Entries provided:
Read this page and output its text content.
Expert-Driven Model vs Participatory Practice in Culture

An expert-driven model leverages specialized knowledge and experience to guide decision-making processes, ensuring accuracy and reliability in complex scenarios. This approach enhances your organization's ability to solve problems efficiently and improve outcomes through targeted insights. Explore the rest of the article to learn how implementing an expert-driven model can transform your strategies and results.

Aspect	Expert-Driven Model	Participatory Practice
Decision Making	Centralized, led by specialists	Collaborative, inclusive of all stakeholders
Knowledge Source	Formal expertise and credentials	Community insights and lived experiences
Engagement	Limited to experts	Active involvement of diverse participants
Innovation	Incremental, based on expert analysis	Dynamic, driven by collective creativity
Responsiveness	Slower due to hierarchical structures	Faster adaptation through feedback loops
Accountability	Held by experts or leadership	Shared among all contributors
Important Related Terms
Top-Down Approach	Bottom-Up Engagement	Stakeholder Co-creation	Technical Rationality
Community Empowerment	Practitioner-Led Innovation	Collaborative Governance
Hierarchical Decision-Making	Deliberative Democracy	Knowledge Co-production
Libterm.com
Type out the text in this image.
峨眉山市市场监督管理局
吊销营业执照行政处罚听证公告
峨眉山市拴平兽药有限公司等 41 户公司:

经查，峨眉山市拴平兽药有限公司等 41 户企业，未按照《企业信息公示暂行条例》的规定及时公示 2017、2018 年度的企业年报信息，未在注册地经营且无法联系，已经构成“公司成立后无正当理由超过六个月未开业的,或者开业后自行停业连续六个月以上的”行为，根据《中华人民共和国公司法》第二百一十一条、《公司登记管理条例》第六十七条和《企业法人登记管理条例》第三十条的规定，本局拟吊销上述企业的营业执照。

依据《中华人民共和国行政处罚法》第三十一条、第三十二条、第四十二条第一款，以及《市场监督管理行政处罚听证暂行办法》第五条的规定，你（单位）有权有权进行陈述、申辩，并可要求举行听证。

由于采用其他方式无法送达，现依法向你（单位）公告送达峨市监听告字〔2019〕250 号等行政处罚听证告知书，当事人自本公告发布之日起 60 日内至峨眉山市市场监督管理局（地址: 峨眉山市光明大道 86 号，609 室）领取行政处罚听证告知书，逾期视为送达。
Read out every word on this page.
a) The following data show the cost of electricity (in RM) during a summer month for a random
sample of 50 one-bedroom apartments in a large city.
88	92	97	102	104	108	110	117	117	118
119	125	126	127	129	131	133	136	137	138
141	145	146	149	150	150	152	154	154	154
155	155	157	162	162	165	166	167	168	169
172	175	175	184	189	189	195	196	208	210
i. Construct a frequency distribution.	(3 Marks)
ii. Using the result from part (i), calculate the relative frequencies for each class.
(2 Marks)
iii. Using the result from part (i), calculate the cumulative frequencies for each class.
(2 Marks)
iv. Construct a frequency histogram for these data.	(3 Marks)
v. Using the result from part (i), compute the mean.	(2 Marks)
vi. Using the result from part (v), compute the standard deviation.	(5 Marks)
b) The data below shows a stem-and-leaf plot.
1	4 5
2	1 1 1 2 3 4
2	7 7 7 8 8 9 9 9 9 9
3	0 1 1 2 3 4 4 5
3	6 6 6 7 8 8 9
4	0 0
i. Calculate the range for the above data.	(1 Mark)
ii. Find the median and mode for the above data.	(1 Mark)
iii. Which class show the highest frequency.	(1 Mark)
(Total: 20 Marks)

Exercise: Repeat all of the records above exactly as written.

Answer:
Read this page and output its text content.
Expert-Driven Model vs Participatory Practice in Culture

An expert-driven model leverages specialized knowledge and experience to guide decision-making processes, ensuring accuracy and reliability in complex scenarios. This approach enhances your organization's ability to solve problems efficiently and improve outcomes through targeted insights. Explore the rest of the article to learn how implementing an expert-driven model can transform your strategies and results.

Aspect	Expert-Driven Model	Participatory Practice
Decision Making	Centralized, led by specialists	Collaborative, inclusive of all stakeholders
Knowledge Source	Formal expertise and credentials	Community insights and lived experiences
Engagement	Limited to experts	Active involvement of diverse participants
Innovation	Incremental, based on expert analysis	Dynamic, driven by collective creativity
Responsiveness	Slower due to hierarchical structures	Faster adaptation through feedback loops
Accountability	Held by experts or leadership	Shared among all contributors
Important Related Terms
Top-Down Approach	Bottom-Up Engagement	Stakeholder Co-creation	Technical Rationality
Community Empowerment	Practitioner-Led Innovation	Collaborative Governance
Hierarchical Decision-Making	Deliberative Democracy	Knowledge Co-production
Libterm.com
Type out the text in this image.
峨眉山市市场监督管理局
吊销营业执照行政处罚听证公告
峨眉山市拴平兽药有限公司等 41 户公司:

经查，峨眉山市拴平兽药有限公司等 41 户企业，未按照《企业信息公示暂行条例》的规定及时公示 2017、2018 年度的企业年报信息，未在注册地经营且无法联系，已经构成“公司成立后无正当理由超过六个月未开业的,或者开业后自行停业连续六个月以上的”行为，根据《中华人民共和国公司法》第二百一十一条、《公司登记管理条例》第六十七条和《企业法人登记管理条例》第三十条的规定，本局拟吊销上述企业的营业执照。

依据《中华人民共和国行政处罚法》第三十一条、第三十二条、第四十二条第一款，以及《市场监督管理行政处罚听证暂行办法》第五条的规定，你（单位）有权有权进行陈述、申辩，并可要求举行听证。

由于采用其他方式无法送达，现依法向你（单位）公告送达峨市监听告字〔2019〕250 号等行政处罚听证告知书，当事人自本公告发布之日起 60 日内至峨眉山市市场监督管理局（地址: 峨眉山市光明大道 86 号，609 室）领取行政处罚听证告知书，逾期视为送达。
Read out every word on this page.
a) The following data show the cost of electricity (in RM) during a summer month for a random
sample of 50 one-bedroom apartments in a large city.
88	92	97	102	104	108	110	117	117	118
119	125	126	127	129	131	133	136	137	138
141	145	146	149	150	150	152	154	154	154
155	155	157	162	162	165	166	167	168	169
172	175	175	184	189	189	195	196	208	210
i. Construct a frequency distribution.	(3 Marks)
ii. Using the result from part (i), calculate the relative frequencies for each class.
(2 Marks)
iii. Using the result from part (i), calculate the cumulative frequencies for each class.
(2 Marks)
iv. Construct a frequency histogram for these data.	(3 Marks)
v. Using the result from part (i), compute the mean.	(2 Marks)
vi. Using the result from part (v), compute the standard deviation.	(5 Marks)
b) The data below shows a stem-and-leaf plot.
1	4 5
2	1 1 1 2 3 4
2	7 7 7 8 8 9 9 9 9 9
3	0 1 1 2 3 4 4 5
3	6 6 6 7 8 8 9
4	0 0
i. Calculate the range for the above data.	(1 Mark)
ii. Find the median and mode for the above data.	(1 Mark)
iii. Which class show the highest frequency.	(1 Mark)
(Total: 20 Marks)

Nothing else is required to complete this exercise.